Requirements:
Exclude the pictures and reproduce the remaining data exactly as written.

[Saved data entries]
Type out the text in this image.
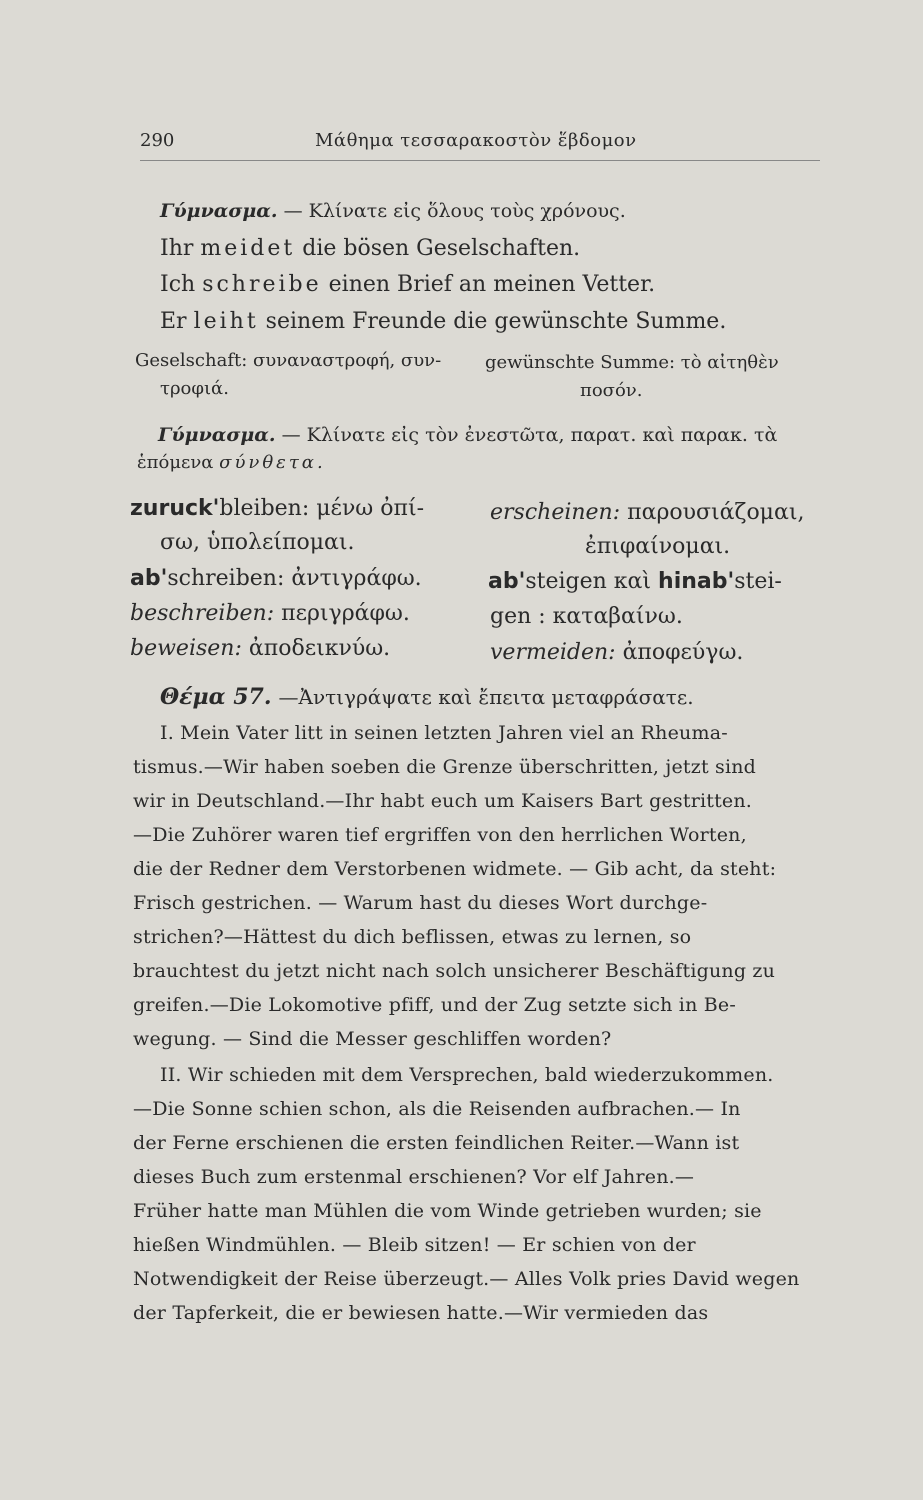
290	Μάθημα τεσσαρακοστὸν ἕβδομον
Γύμνασμα. — Κλίνατε εἰς ὅλους τοὺς χρόνους.
Ihr meidet die bösen Geselschaften.
Ich schreibe einen Brief an meinen Vetter.
Er leiht seinem Freunde die gewünschte Summe.
Geselschaft: συναναστροφή, συν-
τροφιά.
gewünschte Summe: τὸ αἰτηθὲν
ποσόν.
Γύμνασμα. — Κλίνατε εἰς τὸν ἐνεστῶτα, παρατ. καὶ παρακ. τὰ
ἑπόμενα σύνθετα.
zuruck'bleiben: μένω ὀπί-
σω, ὑπολείπομαι.
ab'schreiben: ἀντιγράφω.
beschreiben: περιγράφω.
beweisen: ἀποδεικνύω.
erscheinen: παρουσιάζομαι,
ἐπιφαίνομαι.
ab'steigen καὶ hinab'stei-
gen : καταβαίνω.
vermeiden: ἀποφεύγω.
Θέμα 57. —Ἀντιγράψατε καὶ ἔπειτα μεταφράσατε.
I. Mein Vater litt in seinen letzten Jahren viel an Rheuma-
tismus.—Wir haben soeben die Grenze überschritten, jetzt sind
wir in Deutschland.—Ihr habt euch um Kaisers Bart gestritten.
—Die Zuhörer waren tief ergriffen von den herrlichen Worten,
die der Redner dem Verstorbenen widmete. — Gib acht, da steht:
Frisch gestrichen. — Warum hast du dieses Wort durchge-
strichen?—Hättest du dich beflissen, etwas zu lernen, so
brauchtest du jetzt nicht nach solch unsicherer Beschäftigung zu
greifen.—Die Lokomotive pfiff, und der Zug setzte sich in Be-
wegung. — Sind die Messer geschliffen worden?
II. Wir schieden mit dem Versprechen, bald wiederzukommen.
—Die Sonne schien schon, als die Reisenden aufbrachen.— In
der Ferne erschienen die ersten feindlichen Reiter.—Wann ist
dieses Buch zum erstenmal erschienen? Vor elf Jahren.—
Früher hatte man Mühlen die vom Winde getrieben wurden; sie
hießen Windmühlen. — Bleib sitzen! — Er schien von der
Notwendigkeit der Reise überzeugt.— Alles Volk pries David wegen
der Tapferkeit, die er bewiesen hatte.—Wir vermieden das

Right answer:
Type out the text in this image.
290	Μάθημα τεσσαρακοστὸν ἕβδομον
Γύμνασμα. — Κλίνατε εἰς ὅλους τοὺς χρόνους.
Ihr meidet die bösen Geselschaften.
Ich schreibe einen Brief an meinen Vetter.
Er leiht seinem Freunde die gewünschte Summe.
Geselschaft: συναναστροφή, συν-
τροφιά.
gewünschte Summe: τὸ αἰτηθὲν
ποσόν.
Γύμνασμα. — Κλίνατε εἰς τὸν ἐνεστῶτα, παρατ. καὶ παρακ. τὰ
ἑπόμενα σύνθετα.
zuruck'bleiben: μένω ὀπί-
σω, ὑπολείπομαι.
ab'schreiben: ἀντιγράφω.
beschreiben: περιγράφω.
beweisen: ἀποδεικνύω.
erscheinen: παρουσιάζομαι,
ἐπιφαίνομαι.
ab'steigen καὶ hinab'stei-
gen : καταβαίνω.
vermeiden: ἀποφεύγω.
Θέμα 57. —Ἀντιγράψατε καὶ ἔπειτα μεταφράσατε.
I. Mein Vater litt in seinen letzten Jahren viel an Rheuma-
tismus.—Wir haben soeben die Grenze überschritten, jetzt sind
wir in Deutschland.—Ihr habt euch um Kaisers Bart gestritten.
—Die Zuhörer waren tief ergriffen von den herrlichen Worten,
die der Redner dem Verstorbenen widmete. — Gib acht, da steht:
Frisch gestrichen. — Warum hast du dieses Wort durchge-
strichen?—Hättest du dich beflissen, etwas zu lernen, so
brauchtest du jetzt nicht nach solch unsicherer Beschäftigung zu
greifen.—Die Lokomotive pfiff, und der Zug setzte sich in Be-
wegung. — Sind die Messer geschliffen worden?
II. Wir schieden mit dem Versprechen, bald wiederzukommen.
—Die Sonne schien schon, als die Reisenden aufbrachen.— In
der Ferne erschienen die ersten feindlichen Reiter.—Wann ist
dieses Buch zum erstenmal erschienen? Vor elf Jahren.—
Früher hatte man Mühlen die vom Winde getrieben wurden; sie
hießen Windmühlen. — Bleib sitzen! — Er schien von der
Notwendigkeit der Reise überzeugt.— Alles Volk pries David wegen
der Tapferkeit, die er bewiesen hatte.—Wir vermieden das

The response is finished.